**Available data**.
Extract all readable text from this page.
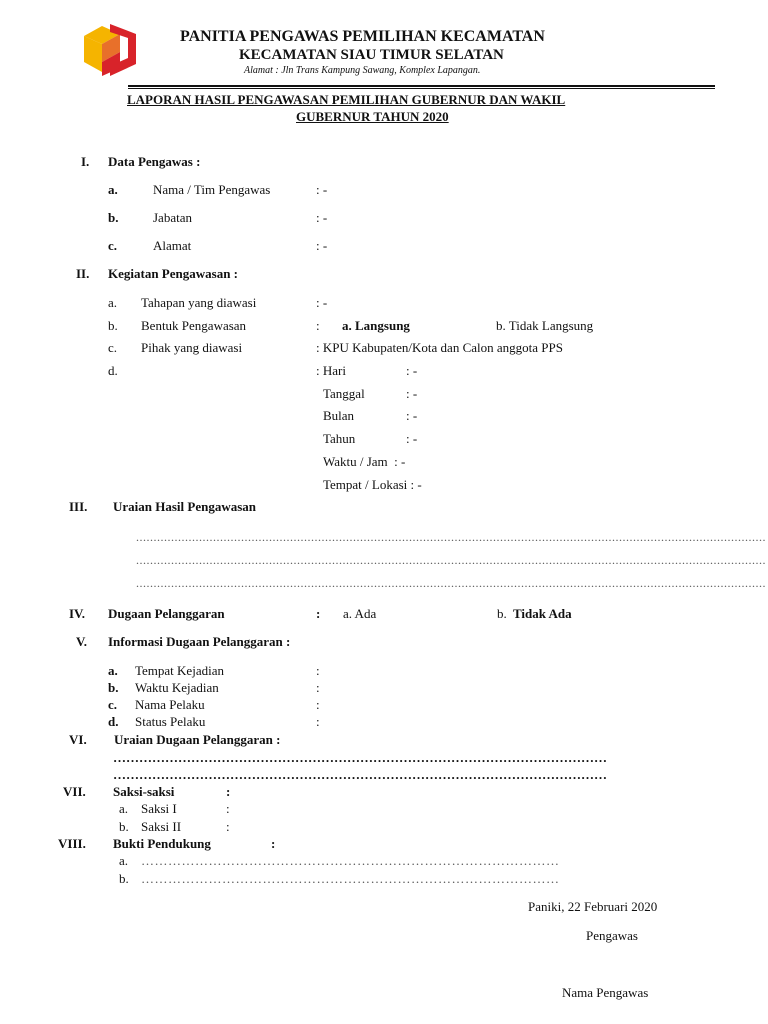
PANITIA PENGAWAS PEMILIHAN KECAMATAN
KECAMATAN SIAU TIMUR SELATAN
Alamat : Jln Trans Kampung Sawang, Komplex Lapangan.
LAPORAN HASIL PENGAWASAN PEMILIHAN GUBERNUR DAN WAKIL
GUBERNUR TAHUN 2020
I. Data Pengawas :
a.	Nama / Tim Pengawas	: -
b.	Jabatan	: -
c.	Alamat	: -
II. Kegiatan Pengawasan :
a. Tahapan yang diawasi	: -
b. Bentuk Pengawasan	: a. Langsung	b. Tidak Langsung
c. Pihak yang diawasi	: KPU Kabupaten/Kota dan Calon anggota PPS
d.	: Hari	: -
Tanggal	: -
Bulan	: -
Tahun	: -
Waktu / Jam  : -
Tempat / Lokasi : -
III. Uraian Hasil Pengawasan
....................................................................................................................................................................................
....................................................................................................................................................................................
....................................................................................................................................................................................
IV. Dugaan Pelanggaran	: a. Ada	b. Tidak Ada
V. Informasi Dugaan Pelanggaran :
a. Tempat Kejadian	:
b. Waktu Kejadian	:
c. Nama Pelaku	:
d. Status Pelaku	:
VI. Uraian Dugaan Pelanggaran :
……………………………………………………………………………………………………
……………………………………………………………………………………………………
VII. Saksi-saksi	:
a. Saksi I	:
b. Saksi II	:
VIII. Bukti Pendukung	:
a. …………………………………………………………………………………
b. …………………………………………………………………………………
Paniki, 22 Februari 2020
Pengawas
Nama Pengawas
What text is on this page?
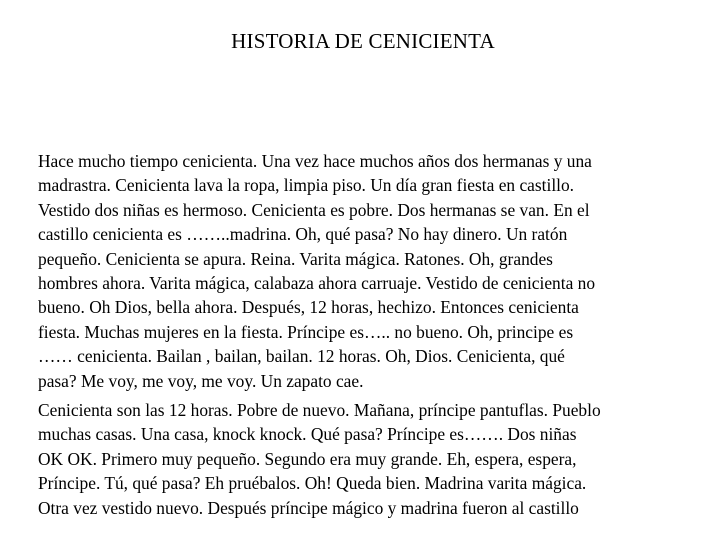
HISTORIA DE CENICIENTA

Hace mucho tiempo cenicienta. Una vez hace muchos años dos hermanas y una
madrastra. Cenicienta lava la ropa, limpia piso. Un día gran fiesta en castillo.
Vestido dos niñas es hermoso. Cenicienta es pobre. Dos hermanas se van. En el
castillo cenicienta es ……..madrina. Oh, qué pasa? No hay dinero. Un ratón
pequeño. Cenicienta se apura. Reina. Varita mágica. Ratones. Oh, grandes
hombres ahora. Varita mágica, calabaza ahora carruaje. Vestido de cenicienta no
bueno. Oh Dios, bella ahora. Después, 12 horas, hechizo. Entonces cenicienta
fiesta. Muchas mujeres en la fiesta. Príncipe es….. no bueno. Oh, principe es
…… cenicienta. Bailan , bailan, bailan. 12 horas. Oh, Dios. Cenicienta, qué
pasa? Me voy, me voy, me voy. Un zapato cae.

Cenicienta son las 12 horas. Pobre de nuevo. Mañana, príncipe pantuflas. Pueblo
muchas casas. Una casa, knock knock. Qué pasa? Príncipe es……. Dos niñas
OK OK. Primero muy pequeño. Segundo era muy grande. Eh, espera, espera,
Príncipe. Tú, qué pasa? Eh pruébalos. Oh! Queda bien. Madrina varita mágica.
Otra vez vestido nuevo. Después príncipe mágico y madrina fueron al castillo
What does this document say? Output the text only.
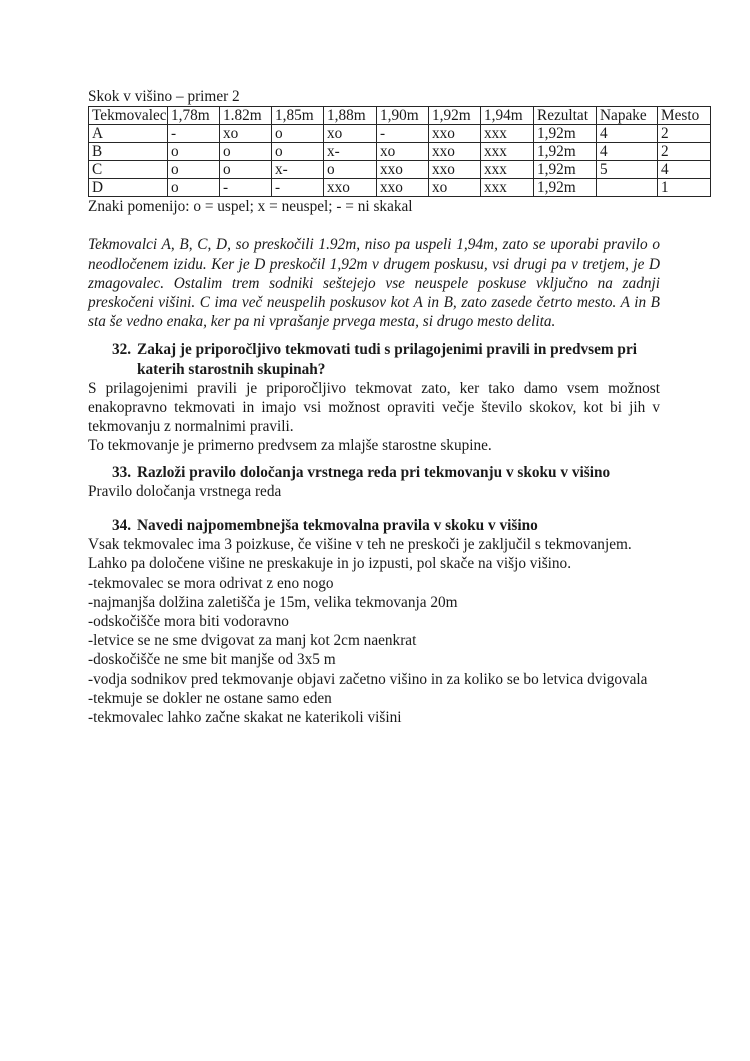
Skok v višino – primer 2
Tekmovalec	1,78m	1.82m	1,85m	1,88m	1,90m	1,92m	1,94m	Rezultat	Napake	Mesto
A	-	xo	o	xo	-	xxo	xxx	1,92m	4	2
B	o	o	o	x-	xo	xxo	xxx	1,92m	4	2
C	o	o	x-	o	xxo	xxo	xxx	1,92m	5	4
D	o	-	-	xxo	xxo	xo	xxx	1,92m		1
Znaki pomenijo: o = uspel; x = neuspel; - = ni skakal
Tekmovalci A, B, C, D, so preskočili 1.92m, niso pa uspeli 1,94m, zato se uporabi pravilo o neodločenem izidu. Ker je D preskočil 1,92m v drugem poskusu, vsi drugi pa v tretjem, je D zmagovalec. Ostalim trem sodniki seštejejo vse neuspele poskuse vključno na zadnji preskočeni višini. C ima več neuspelih poskusov kot A in B, zato zasede četrto mesto. A in B sta še vedno enaka, ker pa ni vprašanje prvega mesta, si drugo mesto delita.
32. Zakaj je priporočljivo tekmovati tudi s prilagojenimi pravili in predvsem pri katerih starostnih skupinah?
S prilagojenimi pravili je priporočljivo tekmovat zato, ker tako damo vsem možnost enakopravno tekmovati in imajo vsi možnost opraviti večje število skokov, kot bi jih v tekmovanju z normalnimi pravili.
To tekmovanje je primerno predvsem za mlajše starostne skupine.
33. Razloži pravilo določanja vrstnega reda pri tekmovanju v skoku v višino
Pravilo določanja vrstnega reda
34. Navedi najpomembnejša tekmovalna pravila v skoku v višino
Vsak tekmovalec ima 3 poizkuse, če višine v teh ne preskoči je zaključil s tekmovanjem.
Lahko pa določene višine ne preskakuje in jo izpusti, pol skače na višjo višino.
-tekmovalec se mora odrivat z eno nogo
-najmanjša dolžina zaletišča je 15m, velika tekmovanja 20m
-odskočišče mora biti vodoravno
-letvice se ne sme dvigovat za manj kot 2cm naenkrat
-doskočišče ne sme bit manjše od 3x5 m
-vodja sodnikov pred tekmovanje objavi začetno višino in za koliko se bo letvica dvigovala
-tekmuje se dokler ne ostane samo eden
-tekmovalec lahko začne skakat ne katerikoli višini
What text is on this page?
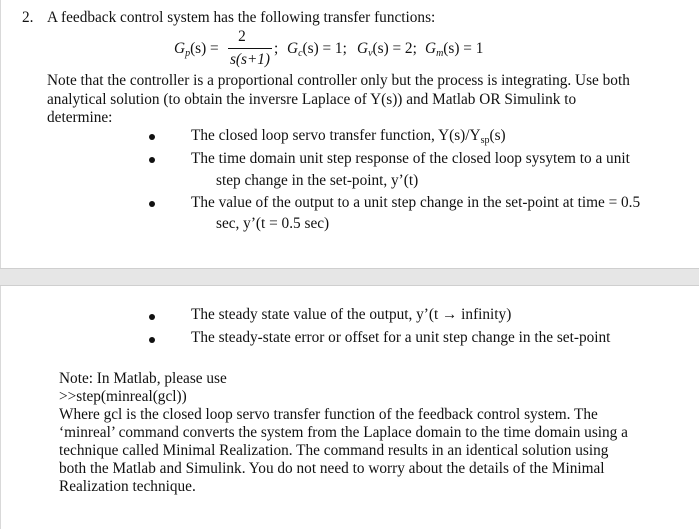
2. A feedback control system has the following transfer functions:
$G_p(s)$ =
2
s(s+1)
; $G_c(s) = 1$; $G_v(s) = 2$; $G_m(s) = 1$
Note that the controller is a proportional controller only but the process is integrating. Use both
analytical solution (to obtain the inversre Laplace of Y(s)) and Matlab OR Simulink to
determine:
The closed loop servo transfer function, $Y(s)/Y_{sp}(s)$
The time domain unit step response of the closed loop sysytem to a unit
step change in the set-point, y’(t)
The value of the output to a unit step change in the set-point at time = 0.5
sec, y’(t = 0.5 sec)
The steady state value of the output, y’(t → infinity)
The steady-state error or offset for a unit step change in the set-point
Note: In Matlab, please use
>>step(minreal(gcl))
Where gcl is the closed loop servo transfer function of the feedback control system. The
‘minreal’ command converts the system from the Laplace domain to the time domain using a
technique called Minimal Realization. The command results in an identical solution using
both the Matlab and Simulink. You do not need to worry about the details of the Minimal
Realization technique.
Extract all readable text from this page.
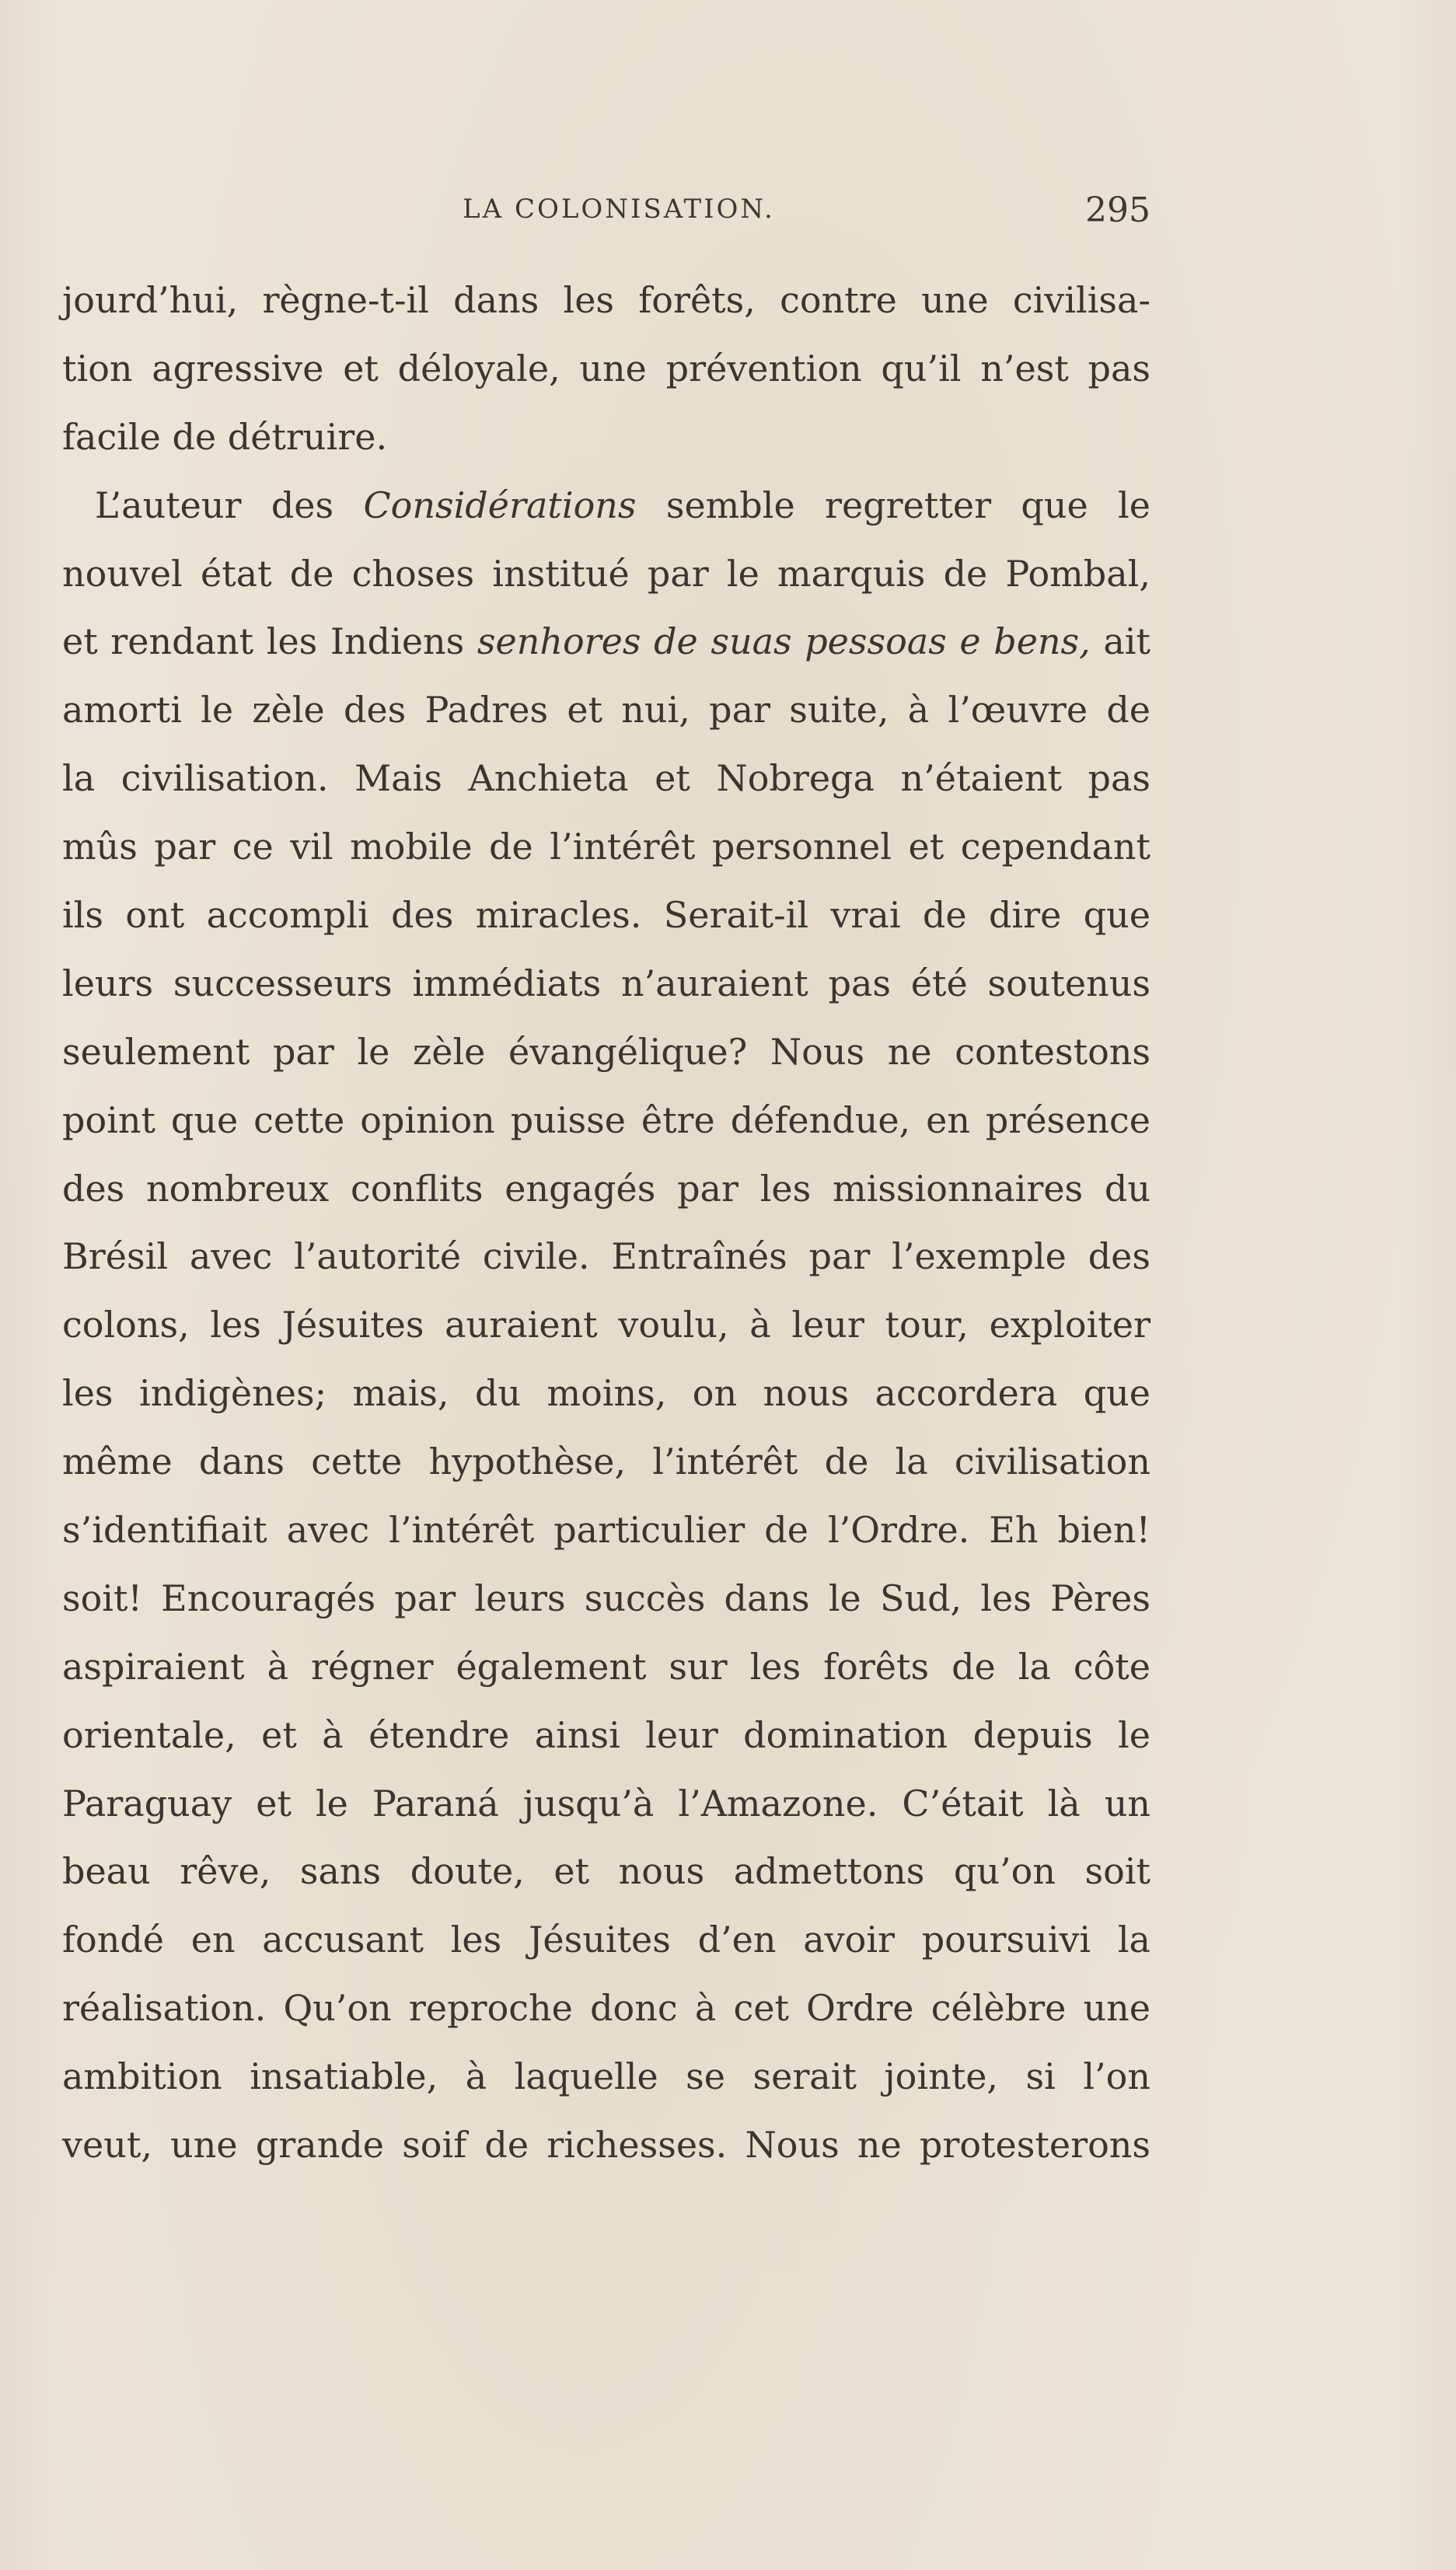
LA COLONISATION.	295
jourd’hui, règne-t-il dans les forêts, contre une civilisa-
tion agressive et déloyale, une prévention qu’il n’est pas
facile de détruire.
L’auteur des Considérations semble regretter que le
nouvel état de choses institué par le marquis de Pombal,
et rendant les Indiens senhores de suas pessoas e bens, ait
amorti le zèle des Padres et nui, par suite, à l’œuvre de
la civilisation. Mais Anchieta et Nobrega n’étaient pas
mûs par ce vil mobile de l’intérêt personnel et cependant
ils ont accompli des miracles. Serait-il vrai de dire que
leurs successeurs immédiats n’auraient pas été soutenus
seulement par le zèle évangélique? Nous ne contestons
point que cette opinion puisse être défendue, en présence
des nombreux conflits engagés par les missionnaires du
Brésil avec l’autorité civile. Entraînés par l’exemple des
colons, les Jésuites auraient voulu, à leur tour, exploiter
les indigènes; mais, du moins, on nous accordera que
même dans cette hypothèse, l’intérêt de la civilisation
s’identifiait avec l’intérêt particulier de l’Ordre. Eh bien!
soit! Encouragés par leurs succès dans le Sud, les Pères
aspiraient à régner également sur les forêts de la côte
orientale, et à étendre ainsi leur domination depuis le
Paraguay et le Paraná jusqu’à l’Amazone. C’était là un
beau rêve, sans doute, et nous admettons qu’on soit
fondé en accusant les Jésuites d’en avoir poursuivi la
réalisation. Qu’on reproche donc à cet Ordre célèbre une
ambition insatiable, à laquelle se serait jointe, si l’on
veut, une grande soif de richesses. Nous ne protesterons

**Goal**. Using the records above, select and copy every line that has the word "leurs".

**Output of the task**.
leurs successeurs immédiats n’auraient pas été soutenus
soit! Encouragés par leurs succès dans le Sud, les Pères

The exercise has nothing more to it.